Teks Bacaan →
^^^^^^^^

Bahaya Dari Pujian

Saya masih ingat sebuah kejadian yang membuat saya berpikir dan merenung. Kejadian tersebut sebenarnya hanyalah kejadian sederhana yang mungkin terjadi setiap hari di sekeliling kita, namun terlewat oleh kita karena sudah menjadi sebuah kewajaran. Kejadian tersebut adalah seorang ayah yang sepertinya sedang berusaha meyakinkan dan membesarkan hati anaknya yang terlihat sedih karena sepertinya kalah dalam sebuah perlombaan. Dalam kejadian tersebut, ayahnya berkata “Sudah, Kak, tidak apa-apa. Kamu hebat sekali kok tadi. Penampilan kamu yang paling baik di sana, hanya kurang beruntung saja. Kamu punya kemampuan itu, lain kali pasti bisa menang! Sudah jangan sedih lagi.”

Saya memperhatikan kejadian itu dari tempat duduk saya yang berdekatan dengan mereka. Dan setelah mereka sekeluarga pergi dari tempat tersebut dan saya sudah pulang ke rumah. Saya masih belum bisa menghapus kejadian tersebut dari kepala saya. Kata-kata ayahnya masih terngiang. Hal tersebut adalah sebuah kejadian biasa, dan sangat masuk akal dilakukan oleh seseorang kepada orang yang dikasihinya. Anda juga mungkin akan melakukan hal tersebut jika berada di posisinya. Saya juga mungkin sudah sering melakukan hal tersebut. Kita akan memberikan kata-kata pujian dan penilaian positif untuk menghibur dan menyemangati orang yang kita kasihi agar menjadi bangkit kembali. Namun, hari itu saya berpikir bahwa mungkin apa yang dilakukan ayah tersebut, malah akan berbalik menjadi tidak produktif dan tidak sesuai dengan harapannya.

^^^^^^^^

(Entri data yang dihimpun)
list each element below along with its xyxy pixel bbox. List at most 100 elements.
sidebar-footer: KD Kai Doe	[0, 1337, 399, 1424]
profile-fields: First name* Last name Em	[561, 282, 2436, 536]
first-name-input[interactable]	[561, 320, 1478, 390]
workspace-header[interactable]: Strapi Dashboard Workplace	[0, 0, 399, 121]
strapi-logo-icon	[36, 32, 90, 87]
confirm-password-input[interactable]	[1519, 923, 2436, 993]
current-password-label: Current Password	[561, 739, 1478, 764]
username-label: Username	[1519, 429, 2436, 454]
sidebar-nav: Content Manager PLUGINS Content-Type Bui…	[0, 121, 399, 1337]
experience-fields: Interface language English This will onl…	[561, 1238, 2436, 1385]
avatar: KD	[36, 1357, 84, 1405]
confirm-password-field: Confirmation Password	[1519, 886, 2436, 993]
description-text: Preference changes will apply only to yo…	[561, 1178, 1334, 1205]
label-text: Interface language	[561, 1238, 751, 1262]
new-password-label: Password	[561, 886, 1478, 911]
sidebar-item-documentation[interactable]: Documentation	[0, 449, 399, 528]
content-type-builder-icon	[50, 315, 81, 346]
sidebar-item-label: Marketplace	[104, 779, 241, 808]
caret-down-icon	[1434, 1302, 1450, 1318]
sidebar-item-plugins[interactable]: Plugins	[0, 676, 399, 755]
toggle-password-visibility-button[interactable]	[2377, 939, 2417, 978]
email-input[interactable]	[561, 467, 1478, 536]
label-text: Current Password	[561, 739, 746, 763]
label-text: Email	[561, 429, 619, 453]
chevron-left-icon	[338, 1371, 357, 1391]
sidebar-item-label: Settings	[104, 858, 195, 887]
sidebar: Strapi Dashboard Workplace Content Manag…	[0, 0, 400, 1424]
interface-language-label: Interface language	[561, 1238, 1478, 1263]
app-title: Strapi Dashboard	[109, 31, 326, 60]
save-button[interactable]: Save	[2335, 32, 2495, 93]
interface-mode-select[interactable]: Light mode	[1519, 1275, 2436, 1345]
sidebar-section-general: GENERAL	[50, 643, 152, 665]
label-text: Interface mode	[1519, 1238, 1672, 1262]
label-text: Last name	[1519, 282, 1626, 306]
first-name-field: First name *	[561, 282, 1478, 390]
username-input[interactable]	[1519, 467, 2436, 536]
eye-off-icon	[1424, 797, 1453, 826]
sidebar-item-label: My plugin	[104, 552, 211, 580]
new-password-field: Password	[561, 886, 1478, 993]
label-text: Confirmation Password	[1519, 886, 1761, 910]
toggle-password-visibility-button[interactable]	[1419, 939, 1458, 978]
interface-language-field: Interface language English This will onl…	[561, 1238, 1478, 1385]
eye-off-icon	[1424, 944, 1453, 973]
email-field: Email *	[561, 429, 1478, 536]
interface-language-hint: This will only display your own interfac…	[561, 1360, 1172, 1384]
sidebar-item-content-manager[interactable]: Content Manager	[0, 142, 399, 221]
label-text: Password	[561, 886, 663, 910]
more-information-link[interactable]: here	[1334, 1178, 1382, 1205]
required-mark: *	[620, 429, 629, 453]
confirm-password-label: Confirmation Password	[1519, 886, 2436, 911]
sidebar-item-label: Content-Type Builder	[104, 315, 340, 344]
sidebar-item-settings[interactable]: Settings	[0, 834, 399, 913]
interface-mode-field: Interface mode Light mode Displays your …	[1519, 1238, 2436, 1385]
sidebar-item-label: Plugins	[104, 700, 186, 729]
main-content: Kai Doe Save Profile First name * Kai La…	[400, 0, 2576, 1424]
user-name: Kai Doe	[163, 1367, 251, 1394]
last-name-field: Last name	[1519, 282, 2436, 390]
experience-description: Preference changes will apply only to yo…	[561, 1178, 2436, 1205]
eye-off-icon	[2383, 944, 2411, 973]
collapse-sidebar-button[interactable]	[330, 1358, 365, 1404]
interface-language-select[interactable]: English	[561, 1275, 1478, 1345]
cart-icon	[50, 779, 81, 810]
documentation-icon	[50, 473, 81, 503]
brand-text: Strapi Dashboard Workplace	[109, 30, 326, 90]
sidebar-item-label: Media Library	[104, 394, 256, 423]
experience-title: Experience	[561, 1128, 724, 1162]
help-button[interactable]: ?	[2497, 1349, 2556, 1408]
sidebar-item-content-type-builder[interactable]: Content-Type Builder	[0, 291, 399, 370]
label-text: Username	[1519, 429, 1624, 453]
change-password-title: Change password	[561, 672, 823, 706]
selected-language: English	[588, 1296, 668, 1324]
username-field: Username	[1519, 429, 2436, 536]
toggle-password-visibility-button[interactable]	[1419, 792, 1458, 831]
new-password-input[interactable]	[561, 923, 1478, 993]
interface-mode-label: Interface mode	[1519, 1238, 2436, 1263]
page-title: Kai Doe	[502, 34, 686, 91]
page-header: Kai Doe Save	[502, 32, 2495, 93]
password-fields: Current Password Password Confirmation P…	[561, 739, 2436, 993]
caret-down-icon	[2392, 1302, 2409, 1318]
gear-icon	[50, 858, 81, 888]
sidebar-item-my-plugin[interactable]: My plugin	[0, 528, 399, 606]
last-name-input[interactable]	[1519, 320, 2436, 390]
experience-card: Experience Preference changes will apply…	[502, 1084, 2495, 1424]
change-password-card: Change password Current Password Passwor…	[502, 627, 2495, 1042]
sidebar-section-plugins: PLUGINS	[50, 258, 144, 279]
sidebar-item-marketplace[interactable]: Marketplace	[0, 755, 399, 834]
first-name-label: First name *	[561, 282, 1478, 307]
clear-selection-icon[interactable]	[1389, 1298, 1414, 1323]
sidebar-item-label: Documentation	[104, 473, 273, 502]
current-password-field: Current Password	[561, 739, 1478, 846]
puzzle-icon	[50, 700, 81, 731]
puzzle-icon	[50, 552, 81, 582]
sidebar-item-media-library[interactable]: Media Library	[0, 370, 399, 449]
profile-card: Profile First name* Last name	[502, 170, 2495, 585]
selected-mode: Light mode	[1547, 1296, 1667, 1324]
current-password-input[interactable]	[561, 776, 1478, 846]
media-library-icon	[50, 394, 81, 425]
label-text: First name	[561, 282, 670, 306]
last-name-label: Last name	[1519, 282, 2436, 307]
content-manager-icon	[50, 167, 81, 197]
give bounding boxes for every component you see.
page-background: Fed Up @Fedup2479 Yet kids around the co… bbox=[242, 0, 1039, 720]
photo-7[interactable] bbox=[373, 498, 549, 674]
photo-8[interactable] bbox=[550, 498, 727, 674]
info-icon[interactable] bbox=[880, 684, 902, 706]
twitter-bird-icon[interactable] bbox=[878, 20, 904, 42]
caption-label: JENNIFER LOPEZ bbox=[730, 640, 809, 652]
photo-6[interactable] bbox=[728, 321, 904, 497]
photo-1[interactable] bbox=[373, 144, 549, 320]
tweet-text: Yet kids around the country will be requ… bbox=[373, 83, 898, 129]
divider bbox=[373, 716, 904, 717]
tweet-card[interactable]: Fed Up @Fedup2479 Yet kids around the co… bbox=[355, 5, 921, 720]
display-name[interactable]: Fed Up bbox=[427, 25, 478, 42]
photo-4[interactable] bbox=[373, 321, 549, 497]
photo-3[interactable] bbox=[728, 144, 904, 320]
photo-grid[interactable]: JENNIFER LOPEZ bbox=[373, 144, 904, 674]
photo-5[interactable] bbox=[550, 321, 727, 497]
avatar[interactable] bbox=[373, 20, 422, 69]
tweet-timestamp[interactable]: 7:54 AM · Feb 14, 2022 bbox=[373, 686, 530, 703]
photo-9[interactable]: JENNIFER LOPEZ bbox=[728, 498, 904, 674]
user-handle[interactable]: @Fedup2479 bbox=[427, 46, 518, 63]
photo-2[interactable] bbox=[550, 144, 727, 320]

^^^^^^^^

Yang Ditanyakan →
A. Jawablah pertanyaan berikut berdasarkan teks tentang bahaya pujian.
(i) Mengapa anak dalam kejadian tersebut terlihat sedih?
(ii) Dari mana penulis memperhatikan kejadian itu?
(iii) Menurut teks, untuk apa kita memberikan kata-kata pujian dan penilaian positif kepada orang yang kita kasihi?
B. Suntinglah baris-baris data, mulai dari awal data dan berakhir pada baris yang memuat "32, 90, 87]", dengan mengganti "Workplace" menjadi "Workspace". Bagian lain harus tetap sama.

Pembahasan Jawaban →
A.
(i) Karena anak itu sepertinya kalah dalam sebuah perlombaan.
(ii) Dari tempat duduk penulis yang berdekatan dengan mereka.
(iii) Untuk menghibur dan menyemangati orang yang kita kasihi agar bangkit kembali.

B.
list each element below along with its xyxy pixel bbox. List at most 100 elements.
sidebar-footer: KD Kai Doe	[0, 1337, 399, 1424]
profile-fields: First name* Last name Em	[561, 282, 2436, 536]
first-name-input[interactable]	[561, 320, 1478, 390]
workspace-header[interactable]: Strapi Dashboard Workspace	[0, 0, 399, 121]
strapi-logo-icon	[36, 32, 90, 87]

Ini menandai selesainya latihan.